• Dataset records:
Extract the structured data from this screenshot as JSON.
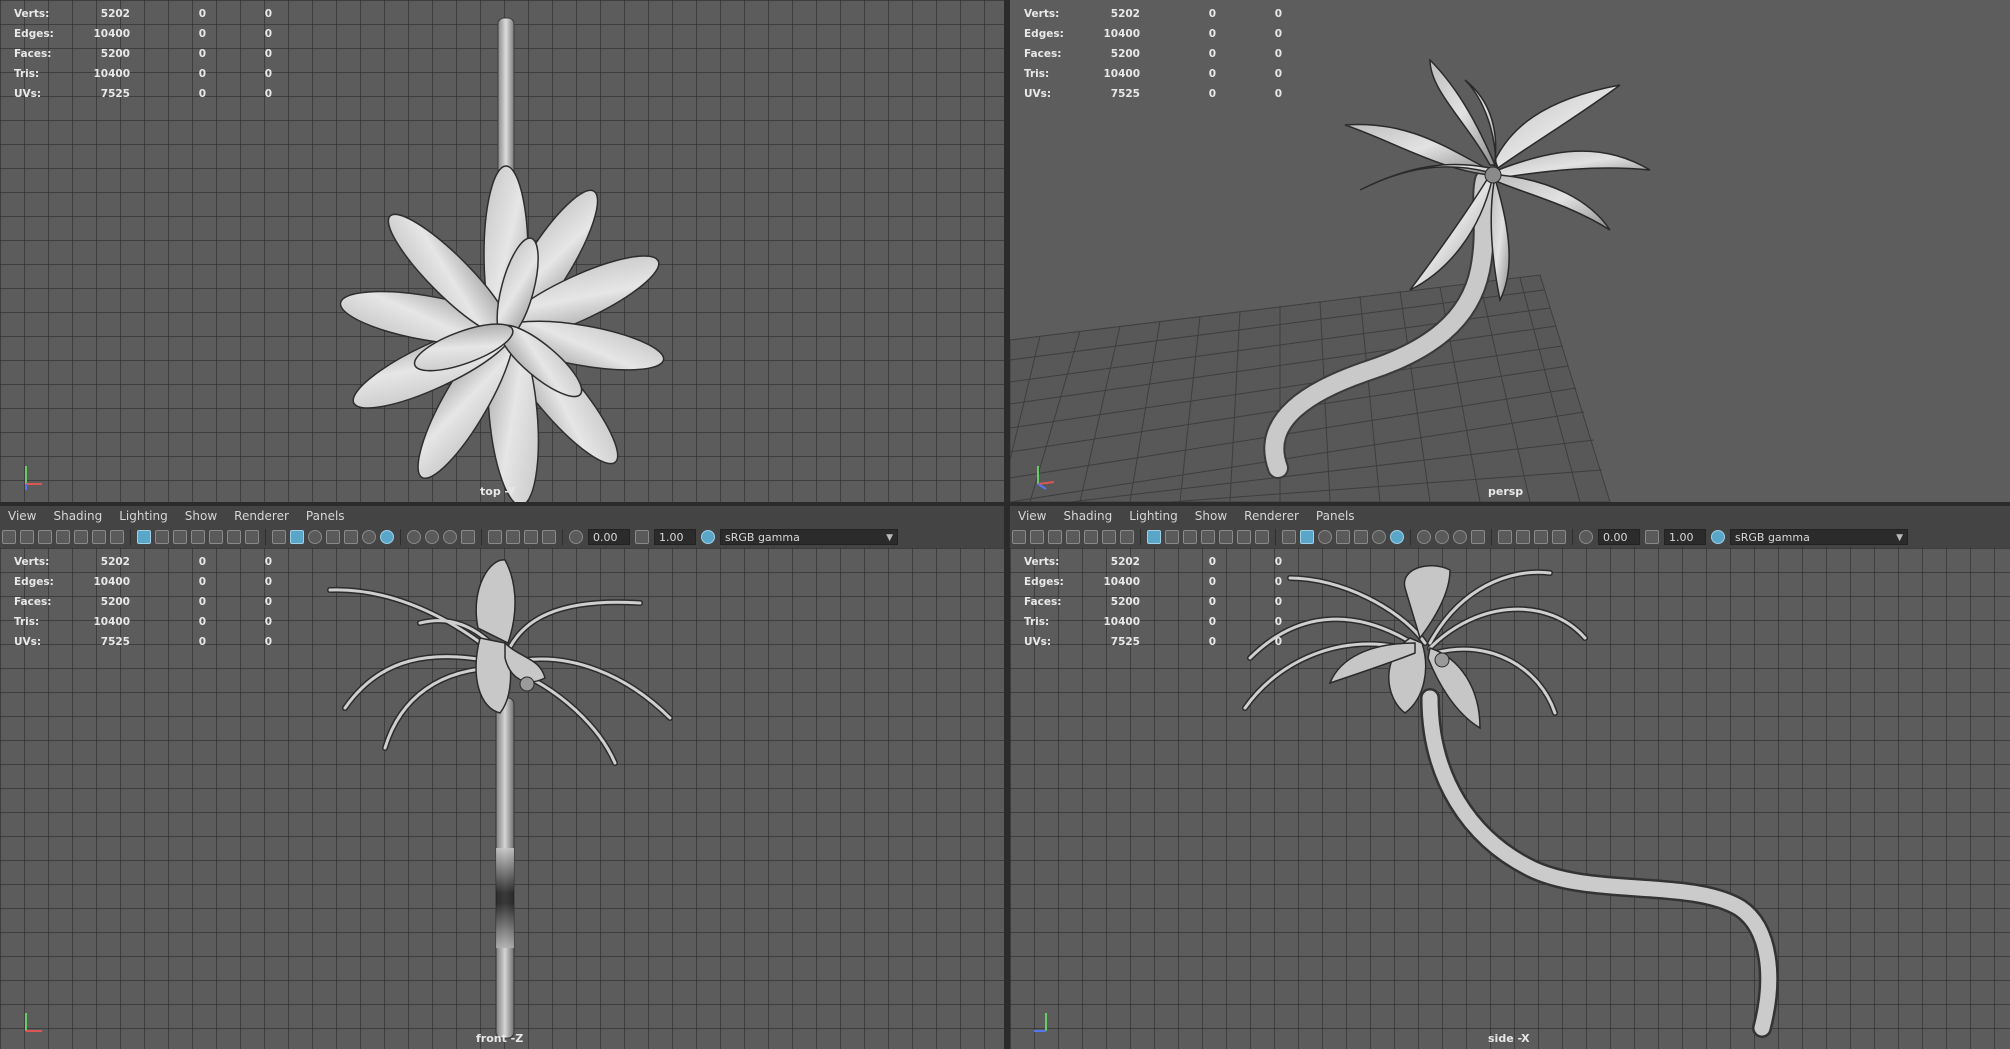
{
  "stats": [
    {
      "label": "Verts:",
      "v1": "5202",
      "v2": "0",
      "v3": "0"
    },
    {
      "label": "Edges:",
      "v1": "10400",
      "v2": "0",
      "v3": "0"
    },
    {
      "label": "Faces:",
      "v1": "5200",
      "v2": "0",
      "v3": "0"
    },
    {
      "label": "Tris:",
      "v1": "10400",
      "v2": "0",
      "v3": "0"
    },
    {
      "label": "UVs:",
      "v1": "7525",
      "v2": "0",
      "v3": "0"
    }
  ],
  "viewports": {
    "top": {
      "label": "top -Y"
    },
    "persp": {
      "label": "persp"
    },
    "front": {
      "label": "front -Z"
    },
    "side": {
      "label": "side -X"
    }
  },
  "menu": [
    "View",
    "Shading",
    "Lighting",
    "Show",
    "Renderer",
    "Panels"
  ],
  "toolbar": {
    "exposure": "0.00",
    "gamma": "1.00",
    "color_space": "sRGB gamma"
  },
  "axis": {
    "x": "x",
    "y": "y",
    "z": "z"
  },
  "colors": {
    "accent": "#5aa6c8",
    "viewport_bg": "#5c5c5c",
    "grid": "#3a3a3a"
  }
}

• Brief: Make an exact copy of the records above, with the pictures left out.

• Output:
Extract the structured data from this screenshot as JSON.
{
  "stats": [
    {
      "label": "Verts:",
      "v1": "5202",
      "v2": "0",
      "v3": "0"
    },
    {
      "label": "Edges:",
      "v1": "10400",
      "v2": "0",
      "v3": "0"
    },
    {
      "label": "Faces:",
      "v1": "5200",
      "v2": "0",
      "v3": "0"
    },
    {
      "label": "Tris:",
      "v1": "10400",
      "v2": "0",
      "v3": "0"
    },
    {
      "label": "UVs:",
      "v1": "7525",
      "v2": "0",
      "v3": "0"
    }
  ],
  "viewports": {
    "top": {
      "label": "top -Y"
    },
    "persp": {
      "label": "persp"
    },
    "front": {
      "label": "front -Z"
    },
    "side": {
      "label": "side -X"
    }
  },
  "menu": [
    "View",
    "Shading",
    "Lighting",
    "Show",
    "Renderer",
    "Panels"
  ],
  "toolbar": {
    "exposure": "0.00",
    "gamma": "1.00",
    "color_space": "sRGB gamma"
  },
  "axis": {
    "x": "x",
    "y": "y",
    "z": "z"
  },
  "colors": {
    "accent": "#5aa6c8",
    "viewport_bg": "#5c5c5c",
    "grid": "#3a3a3a"
  }
}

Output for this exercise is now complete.